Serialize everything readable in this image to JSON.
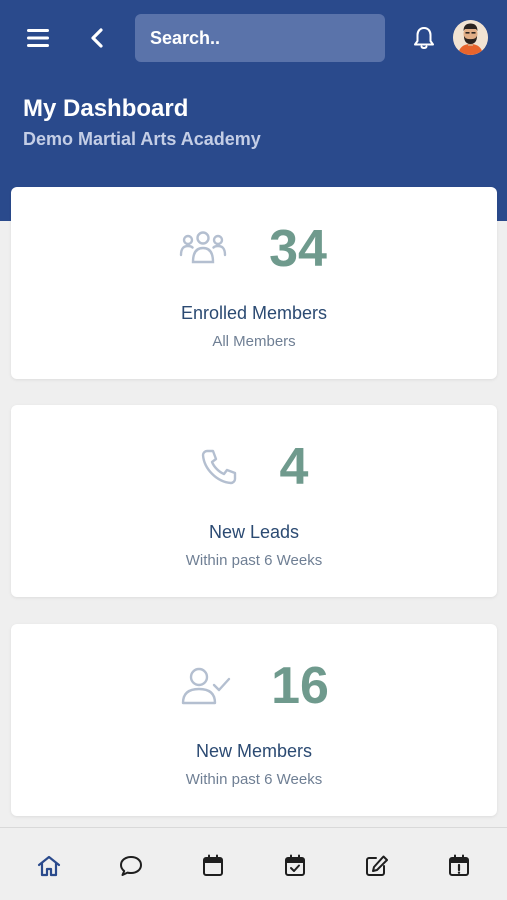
{
  "header": {
    "search_placeholder": "Search..",
    "title": "My Dashboard",
    "subtitle": "Demo Martial Arts Academy"
  },
  "cards": [
    {
      "icon": "people-group-icon",
      "value": "34",
      "label": "Enrolled Members",
      "sublabel": "All Members"
    },
    {
      "icon": "phone-icon",
      "value": "4",
      "label": "New Leads",
      "sublabel": "Within past 6 Weeks"
    },
    {
      "icon": "user-check-icon",
      "value": "16",
      "label": "New Members",
      "sublabel": "Within past 6 Weeks"
    }
  ],
  "bottom_nav": [
    {
      "icon": "home-icon",
      "active": true
    },
    {
      "icon": "chat-icon",
      "active": false
    },
    {
      "icon": "calendar-icon",
      "active": false
    },
    {
      "icon": "calendar-check-icon",
      "active": false
    },
    {
      "icon": "edit-icon",
      "active": false
    },
    {
      "icon": "calendar-alert-icon",
      "active": false
    }
  ],
  "colors": {
    "header_bg": "#2a4a8c",
    "search_bg": "#5a73aa",
    "stat_value": "#6f9a8d",
    "label_text": "#2b4a72",
    "icon_muted": "#b4bfd0",
    "nav_active": "#2a4a8c",
    "nav_icon": "#1f1f1f"
  }
}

* _Your objective_
Reproduce each line of the records exactly, and omit every picture.

* _Reply_
Serialize everything readable in this image to JSON.
{
  "header": {
    "search_placeholder": "Search..",
    "title": "My Dashboard",
    "subtitle": "Demo Martial Arts Academy"
  },
  "cards": [
    {
      "icon": "people-group-icon",
      "value": "34",
      "label": "Enrolled Members",
      "sublabel": "All Members"
    },
    {
      "icon": "phone-icon",
      "value": "4",
      "label": "New Leads",
      "sublabel": "Within past 6 Weeks"
    },
    {
      "icon": "user-check-icon",
      "value": "16",
      "label": "New Members",
      "sublabel": "Within past 6 Weeks"
    }
  ],
  "bottom_nav": [
    {
      "icon": "home-icon",
      "active": true
    },
    {
      "icon": "chat-icon",
      "active": false
    },
    {
      "icon": "calendar-icon",
      "active": false
    },
    {
      "icon": "calendar-check-icon",
      "active": false
    },
    {
      "icon": "edit-icon",
      "active": false
    },
    {
      "icon": "calendar-alert-icon",
      "active": false
    }
  ],
  "colors": {
    "header_bg": "#2a4a8c",
    "search_bg": "#5a73aa",
    "stat_value": "#6f9a8d",
    "label_text": "#2b4a72",
    "icon_muted": "#b4bfd0",
    "nav_active": "#2a4a8c",
    "nav_icon": "#1f1f1f"
  }
}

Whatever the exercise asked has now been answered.